### Task instructions
Would you transcribe the whole listing exactly, minus its pictures?

** begin Records for this task **

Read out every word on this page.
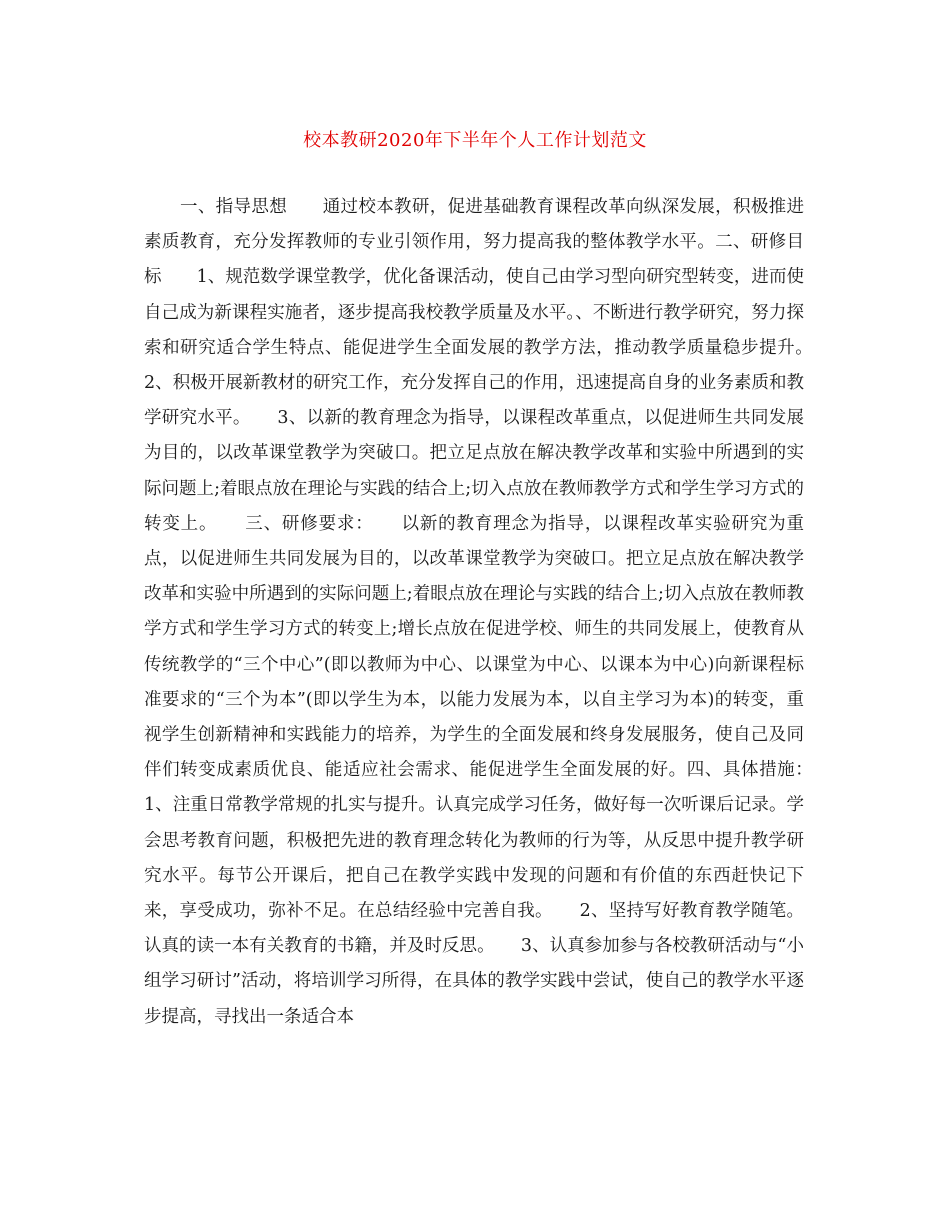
校本教研2020年下半年个人工作计划范文

一、指导思想　　通过校本教研，促进基础教育课程改革向纵深发展，积极推进素质教育，充分发挥教师的专业引领作用，努力提高我的整体教学水平。二、研修目标　　1、规范数学课堂教学，优化备课活动，使自己由学习型向研究型转变，进而使自己成为新课程实施者，逐步提高我校教学质量及水平。、不断进行教学研究，努力探索和研究适合学生特点、能促进学生全面发展的教学方法，推动教学质量稳步提升。　　2、积极开展新教材的研究工作，充分发挥自己的作用，迅速提高自身的业务素质和教学研究水平。　　3、以新的教育理念为指导，以课程改革重点，以促进师生共同发展为目的，以改革课堂教学为突破口。把立足点放在解决教学改革和实验中所遇到的实际问题上;着眼点放在理论与实践的结合上;切入点放在教师教学方式和学生学习方式的转变上。　　三、研修要求：　　以新的教育理念为指导，以课程改革实验研究为重点，以促进师生共同发展为目的，以改革课堂教学为突破口。把立足点放在解决教学改革和实验中所遇到的实际问题上;着眼点放在理论与实践的结合上;切入点放在教师教学方式和学生学习方式的转变上;增长点放在促进学校、师生的共同发展上，使教育从传统教学的“三个中心”(即以教师为中心、以课堂为中心、以课本为中心)向新课程标准要求的“三个为本”(即以学生为本，以能力发展为本，以自主学习为本)的转变，重视学生创新精神和实践能力的培养，为学生的全面发展和终身发展服务，使自己及同伴们转变成素质优良、能适应社会需求、能促进学生全面发展的好。四、具体措施：　　1、注重日常教学常规的扎实与提升。认真完成学习任务，做好每一次听课后记录。学会思考教育问题，积极把先进的教育理念转化为教师的行为等，从反思中提升教学研究水平。每节公开课后，把自己在教学实践中发现的问题和有价值的东西赶快记下来，享受成功，弥补不足。在总结经验中完善自我。　　2、坚持写好教育教学随笔。认真的读一本有关教育的书籍，并及时反思。　　3、认真参加参与各校教研活动与“小组学习研讨”活动，将培训学习所得，在具体的教学实践中尝试，使自己的教学水平逐步提高，寻找出一条适合本
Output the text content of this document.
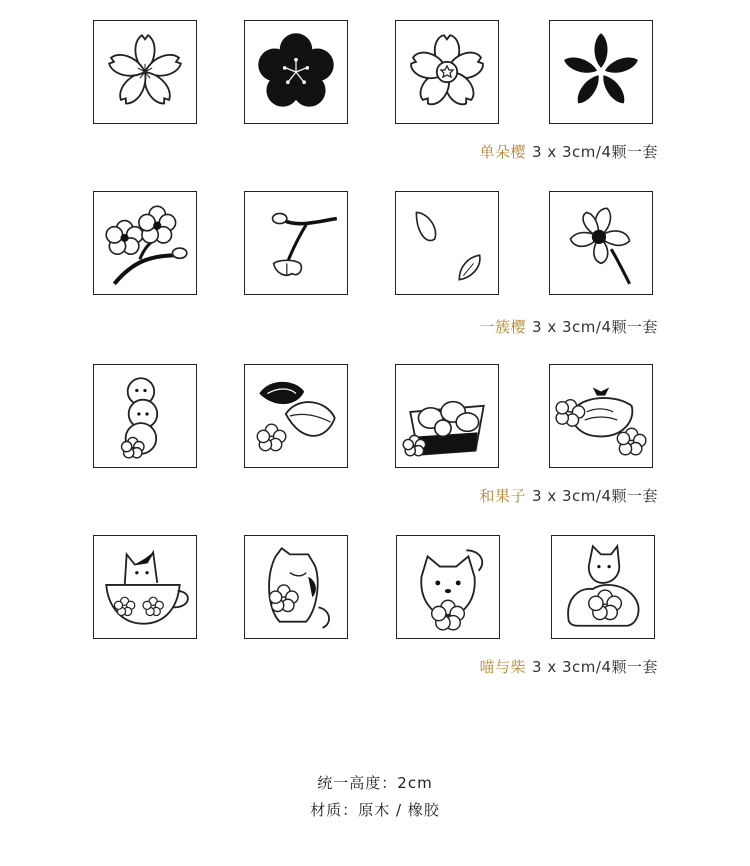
单朵樱 3 x 3cm/4颗一套
一簇樱 3 x 3cm/4颗一套
和果子 3 x 3cm/4颗一套
喵与柴 3 x 3cm/4颗一套
统一高度：2cm
材质：原木 / 橡胶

** end Records for this task **

### Solution for this task
Read out every word on this page.
校本教研2020年下半年个人工作计划范文

一、指导思想　　通过校本教研，促进基础教育课程改革向纵深发展，积极推进素质教育，充分发挥教师的专业引领作用，努力提高我的整体教学水平。二、研修目标　　1、规范数学课堂教学，优化备课活动，使自己由学习型向研究型转变，进而使自己成为新课程实施者，逐步提高我校教学质量及水平。、不断进行教学研究，努力探索和研究适合学生特点、能促进学生全面发展的教学方法，推动教学质量稳步提升。　　2、积极开展新教材的研究工作，充分发挥自己的作用，迅速提高自身的业务素质和教学研究水平。　　3、以新的教育理念为指导，以课程改革重点，以促进师生共同发展为目的，以改革课堂教学为突破口。把立足点放在解决教学改革和实验中所遇到的实际问题上;着眼点放在理论与实践的结合上;切入点放在教师教学方式和学生学习方式的转变上。　　三、研修要求：　　以新的教育理念为指导，以课程改革实验研究为重点，以促进师生共同发展为目的，以改革课堂教学为突破口。把立足点放在解决教学改革和实验中所遇到的实际问题上;着眼点放在理论与实践的结合上;切入点放在教师教学方式和学生学习方式的转变上;增长点放在促进学校、师生的共同发展上，使教育从传统教学的“三个中心”(即以教师为中心、以课堂为中心、以课本为中心)向新课程标准要求的“三个为本”(即以学生为本，以能力发展为本，以自主学习为本)的转变，重视学生创新精神和实践能力的培养，为学生的全面发展和终身发展服务，使自己及同伴们转变成素质优良、能适应社会需求、能促进学生全面发展的好。四、具体措施：　　1、注重日常教学常规的扎实与提升。认真完成学习任务，做好每一次听课后记录。学会思考教育问题，积极把先进的教育理念转化为教师的行为等，从反思中提升教学研究水平。每节公开课后，把自己在教学实践中发现的问题和有价值的东西赶快记下来，享受成功，弥补不足。在总结经验中完善自我。　　2、坚持写好教育教学随笔。认真的读一本有关教育的书籍，并及时反思。　　3、认真参加参与各校教研活动与“小组学习研讨”活动，将培训学习所得，在具体的教学实践中尝试，使自己的教学水平逐步提高，寻找出一条适合本
Output the text content of this document.
单朵樱 3 x 3cm/4颗一套
一簇樱 3 x 3cm/4颗一套
和果子 3 x 3cm/4颗一套
喵与柴 3 x 3cm/4颗一套
统一高度：2cm
材质：原木 / 橡胶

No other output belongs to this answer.